▸ Task goal
Report only how many lines hold the word "panel".

▸ Available data

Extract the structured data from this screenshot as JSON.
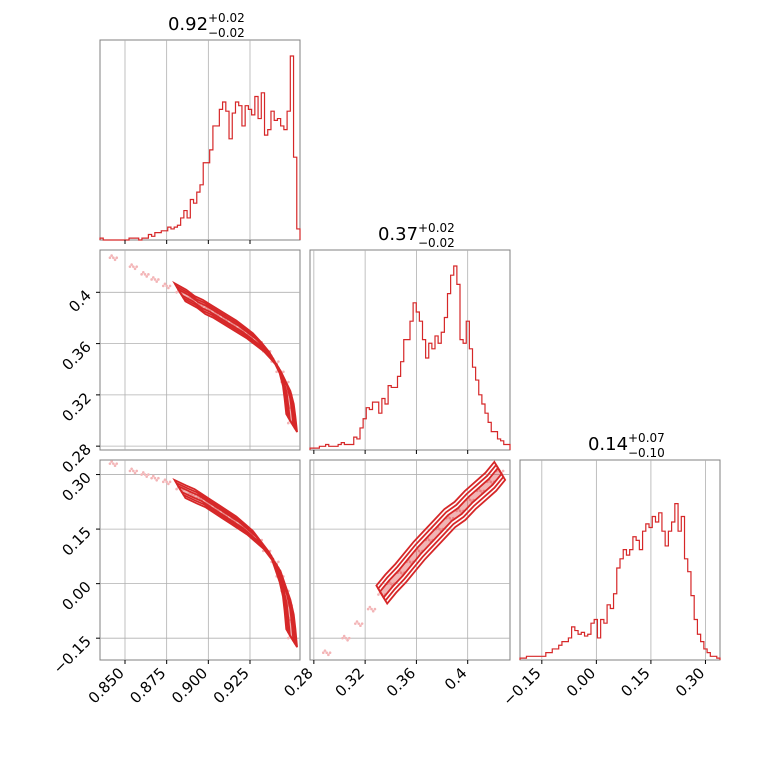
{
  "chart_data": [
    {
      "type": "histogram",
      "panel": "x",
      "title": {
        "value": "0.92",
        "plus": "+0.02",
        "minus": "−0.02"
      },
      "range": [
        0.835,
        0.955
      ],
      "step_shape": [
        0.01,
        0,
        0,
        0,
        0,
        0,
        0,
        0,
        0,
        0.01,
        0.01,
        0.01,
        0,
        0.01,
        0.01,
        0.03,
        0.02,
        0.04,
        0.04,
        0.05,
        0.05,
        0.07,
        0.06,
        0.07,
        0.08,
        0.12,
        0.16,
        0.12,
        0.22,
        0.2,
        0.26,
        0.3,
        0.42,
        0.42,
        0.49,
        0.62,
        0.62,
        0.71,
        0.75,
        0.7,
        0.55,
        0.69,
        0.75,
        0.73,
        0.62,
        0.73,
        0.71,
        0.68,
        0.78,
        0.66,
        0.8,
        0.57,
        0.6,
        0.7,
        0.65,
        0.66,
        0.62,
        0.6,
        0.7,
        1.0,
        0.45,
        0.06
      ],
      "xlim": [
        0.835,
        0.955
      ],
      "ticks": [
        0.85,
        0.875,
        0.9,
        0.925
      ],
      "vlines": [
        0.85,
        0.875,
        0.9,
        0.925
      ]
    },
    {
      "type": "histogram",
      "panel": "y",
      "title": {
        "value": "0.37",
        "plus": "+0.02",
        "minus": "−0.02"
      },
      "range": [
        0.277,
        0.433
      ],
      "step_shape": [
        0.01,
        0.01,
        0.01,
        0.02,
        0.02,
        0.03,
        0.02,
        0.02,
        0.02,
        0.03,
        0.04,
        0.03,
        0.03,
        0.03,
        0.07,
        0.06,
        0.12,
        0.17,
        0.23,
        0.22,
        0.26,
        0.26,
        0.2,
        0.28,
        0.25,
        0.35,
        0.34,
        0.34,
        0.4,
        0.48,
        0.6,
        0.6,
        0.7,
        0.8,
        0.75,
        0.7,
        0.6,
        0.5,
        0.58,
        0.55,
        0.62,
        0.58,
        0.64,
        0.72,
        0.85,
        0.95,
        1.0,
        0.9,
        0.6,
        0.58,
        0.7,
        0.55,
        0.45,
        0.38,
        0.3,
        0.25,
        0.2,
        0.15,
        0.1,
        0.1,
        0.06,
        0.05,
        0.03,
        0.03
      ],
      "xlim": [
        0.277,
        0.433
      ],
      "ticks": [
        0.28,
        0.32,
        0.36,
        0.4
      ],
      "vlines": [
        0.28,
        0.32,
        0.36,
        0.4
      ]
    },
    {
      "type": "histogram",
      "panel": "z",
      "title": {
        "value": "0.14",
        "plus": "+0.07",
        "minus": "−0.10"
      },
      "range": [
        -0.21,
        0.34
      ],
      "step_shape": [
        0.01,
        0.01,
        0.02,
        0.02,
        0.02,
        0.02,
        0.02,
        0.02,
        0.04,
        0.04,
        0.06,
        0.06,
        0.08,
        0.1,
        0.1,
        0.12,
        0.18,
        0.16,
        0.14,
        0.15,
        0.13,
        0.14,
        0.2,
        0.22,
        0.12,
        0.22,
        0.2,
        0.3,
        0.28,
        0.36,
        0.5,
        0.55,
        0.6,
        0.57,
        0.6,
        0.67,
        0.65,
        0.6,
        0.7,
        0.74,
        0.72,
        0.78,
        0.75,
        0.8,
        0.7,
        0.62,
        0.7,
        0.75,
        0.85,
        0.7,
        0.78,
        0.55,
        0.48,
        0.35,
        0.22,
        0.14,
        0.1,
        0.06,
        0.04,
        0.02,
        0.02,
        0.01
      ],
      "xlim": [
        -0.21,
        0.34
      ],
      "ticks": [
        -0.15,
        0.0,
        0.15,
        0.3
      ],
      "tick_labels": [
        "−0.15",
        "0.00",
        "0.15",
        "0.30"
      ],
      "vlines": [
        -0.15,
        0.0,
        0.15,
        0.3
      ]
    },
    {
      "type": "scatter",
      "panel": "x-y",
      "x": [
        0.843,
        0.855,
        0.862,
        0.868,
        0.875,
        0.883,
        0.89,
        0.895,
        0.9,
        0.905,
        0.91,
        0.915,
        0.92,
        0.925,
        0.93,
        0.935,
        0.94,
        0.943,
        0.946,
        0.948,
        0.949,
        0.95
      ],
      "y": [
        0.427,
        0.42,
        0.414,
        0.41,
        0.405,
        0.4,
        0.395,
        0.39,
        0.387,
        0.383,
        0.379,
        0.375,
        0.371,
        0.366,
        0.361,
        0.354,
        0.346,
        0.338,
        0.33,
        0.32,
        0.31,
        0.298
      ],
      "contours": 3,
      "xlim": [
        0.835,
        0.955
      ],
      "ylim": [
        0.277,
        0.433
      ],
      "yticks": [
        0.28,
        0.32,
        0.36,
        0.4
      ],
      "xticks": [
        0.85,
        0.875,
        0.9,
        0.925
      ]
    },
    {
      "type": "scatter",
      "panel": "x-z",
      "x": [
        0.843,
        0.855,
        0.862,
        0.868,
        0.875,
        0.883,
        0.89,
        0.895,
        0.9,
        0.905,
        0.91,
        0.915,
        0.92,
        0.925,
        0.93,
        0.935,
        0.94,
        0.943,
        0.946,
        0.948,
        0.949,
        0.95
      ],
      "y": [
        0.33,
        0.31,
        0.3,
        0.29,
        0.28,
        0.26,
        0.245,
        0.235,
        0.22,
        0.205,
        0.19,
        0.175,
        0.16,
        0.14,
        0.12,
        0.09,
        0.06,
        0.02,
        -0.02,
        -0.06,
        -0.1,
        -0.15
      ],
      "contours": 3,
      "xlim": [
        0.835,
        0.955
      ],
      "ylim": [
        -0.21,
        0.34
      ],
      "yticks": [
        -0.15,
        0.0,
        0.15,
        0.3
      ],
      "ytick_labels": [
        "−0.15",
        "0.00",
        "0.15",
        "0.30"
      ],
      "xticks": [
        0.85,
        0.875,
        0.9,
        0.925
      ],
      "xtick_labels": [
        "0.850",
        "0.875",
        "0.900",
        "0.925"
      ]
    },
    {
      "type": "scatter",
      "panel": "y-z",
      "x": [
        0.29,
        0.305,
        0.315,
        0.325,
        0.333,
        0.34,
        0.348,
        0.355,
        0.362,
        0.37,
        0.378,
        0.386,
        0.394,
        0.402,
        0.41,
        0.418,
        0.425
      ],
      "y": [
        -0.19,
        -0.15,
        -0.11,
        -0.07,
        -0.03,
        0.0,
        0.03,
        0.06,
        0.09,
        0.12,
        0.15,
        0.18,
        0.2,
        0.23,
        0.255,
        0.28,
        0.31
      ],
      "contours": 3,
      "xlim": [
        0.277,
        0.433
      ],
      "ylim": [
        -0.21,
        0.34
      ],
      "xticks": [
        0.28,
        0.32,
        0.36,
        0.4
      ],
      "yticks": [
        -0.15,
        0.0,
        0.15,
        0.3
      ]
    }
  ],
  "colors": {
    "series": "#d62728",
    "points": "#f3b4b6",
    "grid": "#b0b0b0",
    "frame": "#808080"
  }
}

▸ Written answer
6